- THE EXERCISE -
Produce an exact copy of all the data below, dropping every image.

- AVAILABLE DATA -

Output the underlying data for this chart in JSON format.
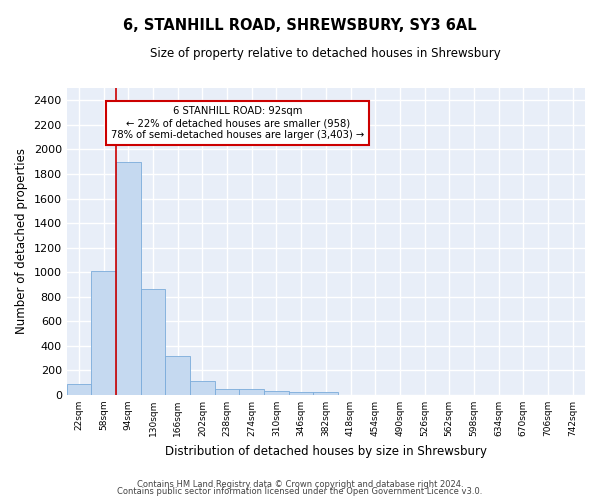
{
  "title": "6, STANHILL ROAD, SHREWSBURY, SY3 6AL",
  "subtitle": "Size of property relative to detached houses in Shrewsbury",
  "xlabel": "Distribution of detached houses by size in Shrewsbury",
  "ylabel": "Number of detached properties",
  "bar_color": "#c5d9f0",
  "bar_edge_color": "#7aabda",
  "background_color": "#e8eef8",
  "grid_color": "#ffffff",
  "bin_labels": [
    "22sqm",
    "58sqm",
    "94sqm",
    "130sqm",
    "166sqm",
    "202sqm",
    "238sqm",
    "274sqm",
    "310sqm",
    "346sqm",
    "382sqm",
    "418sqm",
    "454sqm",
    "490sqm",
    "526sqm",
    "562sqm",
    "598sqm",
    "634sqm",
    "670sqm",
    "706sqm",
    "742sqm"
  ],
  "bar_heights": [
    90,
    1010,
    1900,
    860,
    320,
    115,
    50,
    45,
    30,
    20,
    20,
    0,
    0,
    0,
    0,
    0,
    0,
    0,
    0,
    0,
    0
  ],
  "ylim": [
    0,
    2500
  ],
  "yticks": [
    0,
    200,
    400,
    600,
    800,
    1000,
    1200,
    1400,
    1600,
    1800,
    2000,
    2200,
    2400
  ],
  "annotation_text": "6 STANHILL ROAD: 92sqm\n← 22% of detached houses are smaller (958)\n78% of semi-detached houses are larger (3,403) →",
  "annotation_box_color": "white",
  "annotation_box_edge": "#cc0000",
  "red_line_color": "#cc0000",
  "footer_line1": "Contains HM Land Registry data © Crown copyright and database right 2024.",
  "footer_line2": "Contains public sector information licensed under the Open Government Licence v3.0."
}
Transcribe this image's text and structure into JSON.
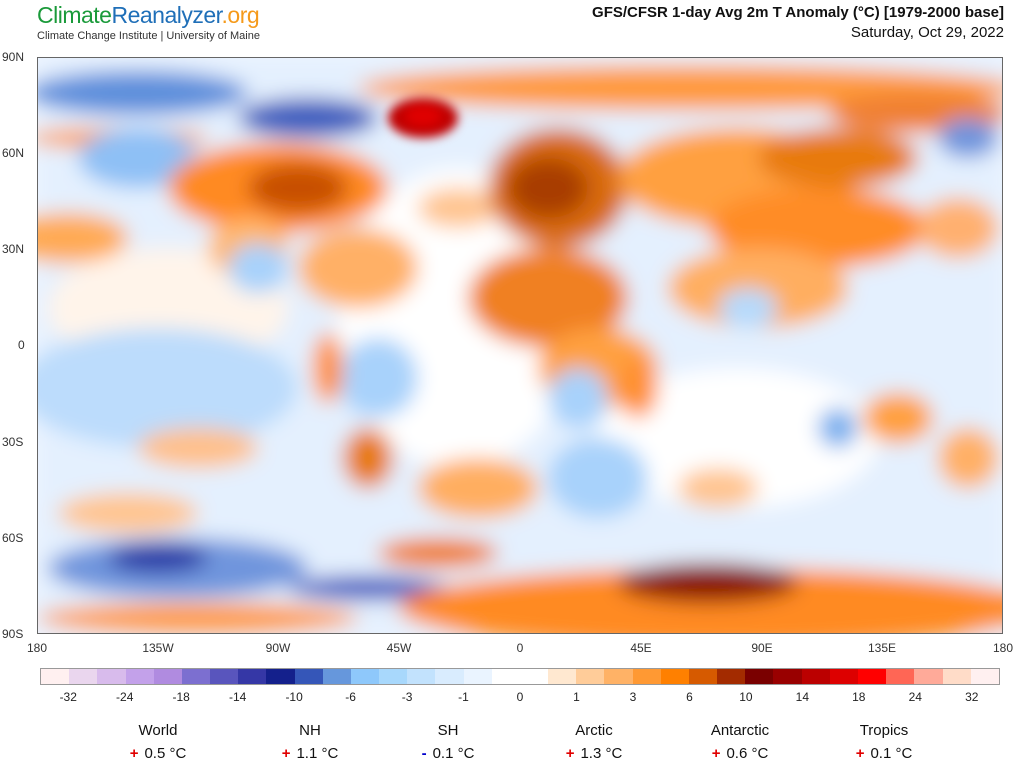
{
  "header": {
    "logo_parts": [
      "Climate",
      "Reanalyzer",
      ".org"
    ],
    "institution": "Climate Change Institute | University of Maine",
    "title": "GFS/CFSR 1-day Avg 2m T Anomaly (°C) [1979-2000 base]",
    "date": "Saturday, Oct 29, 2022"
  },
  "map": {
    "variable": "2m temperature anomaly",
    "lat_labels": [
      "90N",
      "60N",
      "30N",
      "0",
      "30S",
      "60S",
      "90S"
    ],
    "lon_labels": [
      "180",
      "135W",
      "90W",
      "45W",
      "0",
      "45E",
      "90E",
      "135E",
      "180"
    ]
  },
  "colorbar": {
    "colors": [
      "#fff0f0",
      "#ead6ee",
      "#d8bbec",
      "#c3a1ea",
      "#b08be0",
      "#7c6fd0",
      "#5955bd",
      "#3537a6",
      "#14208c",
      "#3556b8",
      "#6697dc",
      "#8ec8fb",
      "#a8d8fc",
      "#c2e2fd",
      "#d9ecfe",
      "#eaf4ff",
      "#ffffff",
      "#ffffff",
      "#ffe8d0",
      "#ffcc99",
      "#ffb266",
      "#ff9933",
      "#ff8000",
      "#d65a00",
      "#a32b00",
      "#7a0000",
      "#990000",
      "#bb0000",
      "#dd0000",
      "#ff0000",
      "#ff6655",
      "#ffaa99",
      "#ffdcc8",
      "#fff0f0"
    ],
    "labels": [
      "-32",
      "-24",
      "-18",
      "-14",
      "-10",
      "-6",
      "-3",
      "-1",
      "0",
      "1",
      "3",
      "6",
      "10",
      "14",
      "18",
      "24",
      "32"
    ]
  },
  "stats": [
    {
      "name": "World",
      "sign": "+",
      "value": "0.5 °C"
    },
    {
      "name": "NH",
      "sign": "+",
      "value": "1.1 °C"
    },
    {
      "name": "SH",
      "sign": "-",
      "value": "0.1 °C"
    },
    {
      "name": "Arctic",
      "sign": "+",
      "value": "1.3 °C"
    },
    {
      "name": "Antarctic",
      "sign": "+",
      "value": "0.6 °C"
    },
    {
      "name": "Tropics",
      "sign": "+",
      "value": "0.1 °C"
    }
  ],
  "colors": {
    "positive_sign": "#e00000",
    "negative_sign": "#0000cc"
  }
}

- RESULT FOR THIS EXERCISE -
Output the underlying data for this chart in JSON format.
{
  "title": "6, STANHILL ROAD, SHREWSBURY, SY3 6AL",
  "subtitle": "Size of property relative to detached houses in Shrewsbury",
  "xlabel": "Distribution of detached houses by size in Shrewsbury",
  "ylabel": "Number of detached properties",
  "bar_color": "#c5d9f0",
  "bar_edge_color": "#7aabda",
  "background_color": "#e8eef8",
  "grid_color": "#ffffff",
  "bin_labels": [
    "22sqm",
    "58sqm",
    "94sqm",
    "130sqm",
    "166sqm",
    "202sqm",
    "238sqm",
    "274sqm",
    "310sqm",
    "346sqm",
    "382sqm",
    "418sqm",
    "454sqm",
    "490sqm",
    "526sqm",
    "562sqm",
    "598sqm",
    "634sqm",
    "670sqm",
    "706sqm",
    "742sqm"
  ],
  "bar_heights": [
    90,
    1010,
    1900,
    860,
    320,
    115,
    50,
    45,
    30,
    20,
    20,
    0,
    0,
    0,
    0,
    0,
    0,
    0,
    0,
    0,
    0
  ],
  "ylim": [
    0,
    2500
  ],
  "yticks": [
    0,
    200,
    400,
    600,
    800,
    1000,
    1200,
    1400,
    1600,
    1800,
    2000,
    2200,
    2400
  ],
  "annotation_text": "6 STANHILL ROAD: 92sqm\n← 22% of detached houses are smaller (958)\n78% of semi-detached houses are larger (3,403) →",
  "annotation_box_color": "white",
  "annotation_box_edge": "#cc0000",
  "red_line_color": "#cc0000",
  "footer_line1": "Contains HM Land Registry data © Crown copyright and database right 2024.",
  "footer_line2": "Contains public sector information licensed under the Open Government Licence v3.0."
}
Transcribe this image's text and structure into JSON.
{
  "header": {
    "logo_parts": [
      "Climate",
      "Reanalyzer",
      ".org"
    ],
    "institution": "Climate Change Institute | University of Maine",
    "title": "GFS/CFSR 1-day Avg 2m T Anomaly (°C) [1979-2000 base]",
    "date": "Saturday, Oct 29, 2022"
  },
  "map": {
    "variable": "2m temperature anomaly",
    "lat_labels": [
      "90N",
      "60N",
      "30N",
      "0",
      "30S",
      "60S",
      "90S"
    ],
    "lon_labels": [
      "180",
      "135W",
      "90W",
      "45W",
      "0",
      "45E",
      "90E",
      "135E",
      "180"
    ]
  },
  "colorbar": {
    "colors": [
      "#fff0f0",
      "#ead6ee",
      "#d8bbec",
      "#c3a1ea",
      "#b08be0",
      "#7c6fd0",
      "#5955bd",
      "#3537a6",
      "#14208c",
      "#3556b8",
      "#6697dc",
      "#8ec8fb",
      "#a8d8fc",
      "#c2e2fd",
      "#d9ecfe",
      "#eaf4ff",
      "#ffffff",
      "#ffffff",
      "#ffe8d0",
      "#ffcc99",
      "#ffb266",
      "#ff9933",
      "#ff8000",
      "#d65a00",
      "#a32b00",
      "#7a0000",
      "#990000",
      "#bb0000",
      "#dd0000",
      "#ff0000",
      "#ff6655",
      "#ffaa99",
      "#ffdcc8",
      "#fff0f0"
    ],
    "labels": [
      "-32",
      "-24",
      "-18",
      "-14",
      "-10",
      "-6",
      "-3",
      "-1",
      "0",
      "1",
      "3",
      "6",
      "10",
      "14",
      "18",
      "24",
      "32"
    ]
  },
  "stats": [
    {
      "name": "World",
      "sign": "+",
      "value": "0.5 °C"
    },
    {
      "name": "NH",
      "sign": "+",
      "value": "1.1 °C"
    },
    {
      "name": "SH",
      "sign": "-",
      "value": "0.1 °C"
    },
    {
      "name": "Arctic",
      "sign": "+",
      "value": "1.3 °C"
    },
    {
      "name": "Antarctic",
      "sign": "+",
      "value": "0.6 °C"
    },
    {
      "name": "Tropics",
      "sign": "+",
      "value": "0.1 °C"
    }
  ],
  "colors": {
    "positive_sign": "#e00000",
    "negative_sign": "#0000cc"
  }
}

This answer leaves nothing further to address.